§ Record set:

begin

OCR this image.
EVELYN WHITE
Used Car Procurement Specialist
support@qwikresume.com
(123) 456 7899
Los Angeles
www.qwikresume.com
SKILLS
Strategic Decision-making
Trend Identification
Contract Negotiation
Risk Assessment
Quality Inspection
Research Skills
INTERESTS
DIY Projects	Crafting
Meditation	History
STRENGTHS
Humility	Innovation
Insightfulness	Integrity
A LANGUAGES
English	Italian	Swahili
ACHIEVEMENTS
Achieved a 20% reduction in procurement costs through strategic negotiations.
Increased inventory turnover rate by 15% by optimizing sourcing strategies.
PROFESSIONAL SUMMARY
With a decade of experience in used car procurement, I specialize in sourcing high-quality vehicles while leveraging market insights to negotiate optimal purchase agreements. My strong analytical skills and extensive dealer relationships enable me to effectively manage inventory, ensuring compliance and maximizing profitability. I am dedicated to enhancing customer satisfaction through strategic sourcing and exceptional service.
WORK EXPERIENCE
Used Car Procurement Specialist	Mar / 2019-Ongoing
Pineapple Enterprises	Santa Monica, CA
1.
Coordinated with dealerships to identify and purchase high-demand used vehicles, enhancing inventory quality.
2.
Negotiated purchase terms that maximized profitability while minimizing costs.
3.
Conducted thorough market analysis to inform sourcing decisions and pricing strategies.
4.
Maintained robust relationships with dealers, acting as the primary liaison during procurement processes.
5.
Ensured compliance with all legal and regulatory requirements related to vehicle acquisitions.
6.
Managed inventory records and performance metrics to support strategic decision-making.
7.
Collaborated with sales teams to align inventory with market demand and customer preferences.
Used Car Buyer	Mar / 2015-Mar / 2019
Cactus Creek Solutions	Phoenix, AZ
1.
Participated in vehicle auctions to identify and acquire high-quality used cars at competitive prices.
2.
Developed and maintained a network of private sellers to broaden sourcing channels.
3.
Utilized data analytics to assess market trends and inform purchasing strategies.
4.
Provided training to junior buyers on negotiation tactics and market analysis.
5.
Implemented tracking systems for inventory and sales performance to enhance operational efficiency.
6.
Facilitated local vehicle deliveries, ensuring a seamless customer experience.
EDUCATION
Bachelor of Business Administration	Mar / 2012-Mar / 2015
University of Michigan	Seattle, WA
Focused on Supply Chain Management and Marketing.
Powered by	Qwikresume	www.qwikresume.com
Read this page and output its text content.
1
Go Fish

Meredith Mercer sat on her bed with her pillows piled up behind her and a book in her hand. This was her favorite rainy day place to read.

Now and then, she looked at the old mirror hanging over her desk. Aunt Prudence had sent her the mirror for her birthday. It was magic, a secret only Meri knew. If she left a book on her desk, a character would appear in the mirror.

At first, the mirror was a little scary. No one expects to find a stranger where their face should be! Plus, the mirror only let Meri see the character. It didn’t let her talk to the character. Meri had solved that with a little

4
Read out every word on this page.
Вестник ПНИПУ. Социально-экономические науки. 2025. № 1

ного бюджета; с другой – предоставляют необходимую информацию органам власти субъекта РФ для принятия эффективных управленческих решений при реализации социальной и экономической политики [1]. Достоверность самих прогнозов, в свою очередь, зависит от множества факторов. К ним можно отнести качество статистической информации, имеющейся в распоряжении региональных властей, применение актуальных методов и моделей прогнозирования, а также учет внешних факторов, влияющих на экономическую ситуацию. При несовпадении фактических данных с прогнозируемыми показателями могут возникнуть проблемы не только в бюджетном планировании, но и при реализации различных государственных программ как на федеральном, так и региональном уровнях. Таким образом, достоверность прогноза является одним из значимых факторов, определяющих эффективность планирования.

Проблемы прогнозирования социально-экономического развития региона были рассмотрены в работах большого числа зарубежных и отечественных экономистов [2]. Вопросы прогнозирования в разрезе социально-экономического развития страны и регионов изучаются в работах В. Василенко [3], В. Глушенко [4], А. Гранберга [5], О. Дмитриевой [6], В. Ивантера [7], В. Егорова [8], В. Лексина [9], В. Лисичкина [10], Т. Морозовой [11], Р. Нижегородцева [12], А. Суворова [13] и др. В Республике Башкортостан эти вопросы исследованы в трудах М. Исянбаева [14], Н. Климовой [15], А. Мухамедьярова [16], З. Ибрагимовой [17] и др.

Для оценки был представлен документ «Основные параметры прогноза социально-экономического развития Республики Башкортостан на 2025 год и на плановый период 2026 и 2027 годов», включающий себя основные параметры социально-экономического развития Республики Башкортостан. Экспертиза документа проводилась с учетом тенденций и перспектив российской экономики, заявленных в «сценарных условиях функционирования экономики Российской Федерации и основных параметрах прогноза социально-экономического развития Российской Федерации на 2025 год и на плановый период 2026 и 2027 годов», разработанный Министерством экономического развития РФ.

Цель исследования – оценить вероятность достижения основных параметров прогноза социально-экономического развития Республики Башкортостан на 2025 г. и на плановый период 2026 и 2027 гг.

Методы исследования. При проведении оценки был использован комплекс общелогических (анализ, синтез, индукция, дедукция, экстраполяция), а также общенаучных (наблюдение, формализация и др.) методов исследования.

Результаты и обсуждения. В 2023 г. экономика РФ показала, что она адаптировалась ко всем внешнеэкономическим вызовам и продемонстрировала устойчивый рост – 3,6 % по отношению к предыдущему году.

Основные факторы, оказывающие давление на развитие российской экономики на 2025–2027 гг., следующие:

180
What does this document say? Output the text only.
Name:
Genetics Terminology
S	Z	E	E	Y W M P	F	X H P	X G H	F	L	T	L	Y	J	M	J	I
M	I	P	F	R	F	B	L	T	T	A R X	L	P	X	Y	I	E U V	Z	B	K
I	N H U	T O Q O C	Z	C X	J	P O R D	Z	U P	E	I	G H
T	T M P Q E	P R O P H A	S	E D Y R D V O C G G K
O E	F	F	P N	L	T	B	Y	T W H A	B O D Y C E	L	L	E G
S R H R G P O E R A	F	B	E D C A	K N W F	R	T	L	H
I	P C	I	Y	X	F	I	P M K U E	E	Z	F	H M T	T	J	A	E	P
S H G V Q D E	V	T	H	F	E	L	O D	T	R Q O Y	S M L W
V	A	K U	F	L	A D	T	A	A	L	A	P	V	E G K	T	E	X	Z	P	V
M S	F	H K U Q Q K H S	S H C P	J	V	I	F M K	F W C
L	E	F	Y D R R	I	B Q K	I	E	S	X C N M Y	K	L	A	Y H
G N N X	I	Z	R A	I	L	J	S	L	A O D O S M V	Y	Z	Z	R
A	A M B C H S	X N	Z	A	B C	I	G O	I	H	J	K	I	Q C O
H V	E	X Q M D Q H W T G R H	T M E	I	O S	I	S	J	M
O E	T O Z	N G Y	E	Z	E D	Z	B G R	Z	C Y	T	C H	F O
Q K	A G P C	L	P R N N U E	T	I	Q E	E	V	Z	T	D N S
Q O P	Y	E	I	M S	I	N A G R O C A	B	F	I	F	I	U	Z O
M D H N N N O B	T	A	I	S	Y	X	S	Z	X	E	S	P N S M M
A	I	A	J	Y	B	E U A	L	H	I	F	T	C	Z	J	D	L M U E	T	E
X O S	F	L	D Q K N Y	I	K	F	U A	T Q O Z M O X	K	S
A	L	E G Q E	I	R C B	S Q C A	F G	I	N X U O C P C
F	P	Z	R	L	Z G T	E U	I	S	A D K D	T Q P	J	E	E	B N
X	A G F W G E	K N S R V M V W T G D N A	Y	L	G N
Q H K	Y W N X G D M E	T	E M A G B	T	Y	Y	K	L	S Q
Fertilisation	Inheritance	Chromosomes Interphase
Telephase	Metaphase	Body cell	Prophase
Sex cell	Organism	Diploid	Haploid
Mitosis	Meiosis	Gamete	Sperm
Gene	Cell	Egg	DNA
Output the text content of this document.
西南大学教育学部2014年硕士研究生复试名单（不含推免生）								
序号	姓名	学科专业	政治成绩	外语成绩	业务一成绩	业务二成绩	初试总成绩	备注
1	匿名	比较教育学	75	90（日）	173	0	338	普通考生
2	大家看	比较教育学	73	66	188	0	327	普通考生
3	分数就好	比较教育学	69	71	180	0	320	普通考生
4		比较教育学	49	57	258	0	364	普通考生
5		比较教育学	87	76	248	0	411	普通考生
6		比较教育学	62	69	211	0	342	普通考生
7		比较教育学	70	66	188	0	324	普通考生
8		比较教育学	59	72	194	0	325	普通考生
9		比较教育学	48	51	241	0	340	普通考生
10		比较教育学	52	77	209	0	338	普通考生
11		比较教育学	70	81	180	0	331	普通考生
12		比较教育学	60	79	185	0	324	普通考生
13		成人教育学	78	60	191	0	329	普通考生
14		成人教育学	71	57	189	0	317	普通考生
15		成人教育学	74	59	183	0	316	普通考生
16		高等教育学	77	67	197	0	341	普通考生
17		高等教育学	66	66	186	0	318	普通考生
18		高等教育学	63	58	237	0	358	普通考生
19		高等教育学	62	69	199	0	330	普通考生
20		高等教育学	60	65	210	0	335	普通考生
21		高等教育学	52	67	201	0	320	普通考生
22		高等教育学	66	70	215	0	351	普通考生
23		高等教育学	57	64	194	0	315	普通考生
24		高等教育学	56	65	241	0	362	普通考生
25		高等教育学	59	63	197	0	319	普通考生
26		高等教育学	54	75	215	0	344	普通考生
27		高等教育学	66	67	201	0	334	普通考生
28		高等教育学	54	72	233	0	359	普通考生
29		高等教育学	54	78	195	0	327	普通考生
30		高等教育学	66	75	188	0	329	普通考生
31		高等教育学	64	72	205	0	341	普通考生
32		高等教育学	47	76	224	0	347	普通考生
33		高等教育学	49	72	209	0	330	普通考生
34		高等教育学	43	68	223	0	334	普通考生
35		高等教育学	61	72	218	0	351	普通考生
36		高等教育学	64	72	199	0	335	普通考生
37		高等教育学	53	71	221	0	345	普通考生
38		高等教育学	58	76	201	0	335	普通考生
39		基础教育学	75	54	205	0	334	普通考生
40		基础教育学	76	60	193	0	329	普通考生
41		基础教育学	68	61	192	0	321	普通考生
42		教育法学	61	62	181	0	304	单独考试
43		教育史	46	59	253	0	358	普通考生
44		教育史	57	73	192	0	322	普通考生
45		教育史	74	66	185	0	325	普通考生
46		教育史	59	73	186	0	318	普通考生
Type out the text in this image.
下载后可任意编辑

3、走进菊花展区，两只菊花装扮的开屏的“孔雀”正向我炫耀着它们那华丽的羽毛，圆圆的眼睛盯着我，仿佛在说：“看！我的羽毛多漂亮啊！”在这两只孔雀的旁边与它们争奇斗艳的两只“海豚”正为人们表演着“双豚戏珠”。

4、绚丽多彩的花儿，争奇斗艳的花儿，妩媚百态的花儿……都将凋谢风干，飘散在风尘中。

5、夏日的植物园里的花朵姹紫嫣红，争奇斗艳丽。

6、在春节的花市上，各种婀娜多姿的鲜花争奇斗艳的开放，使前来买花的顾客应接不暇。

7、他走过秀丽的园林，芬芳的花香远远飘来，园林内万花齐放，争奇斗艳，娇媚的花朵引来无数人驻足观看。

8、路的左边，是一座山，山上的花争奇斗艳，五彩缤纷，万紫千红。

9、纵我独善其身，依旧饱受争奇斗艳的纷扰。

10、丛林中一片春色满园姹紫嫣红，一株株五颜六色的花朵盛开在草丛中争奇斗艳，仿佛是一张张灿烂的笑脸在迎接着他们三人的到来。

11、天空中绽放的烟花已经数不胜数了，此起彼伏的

end

§ Required work:
Tally up the lines in the preceding listing that contain the string "compliance". Respond with the number and nothing else.

§ Answer to this task:
2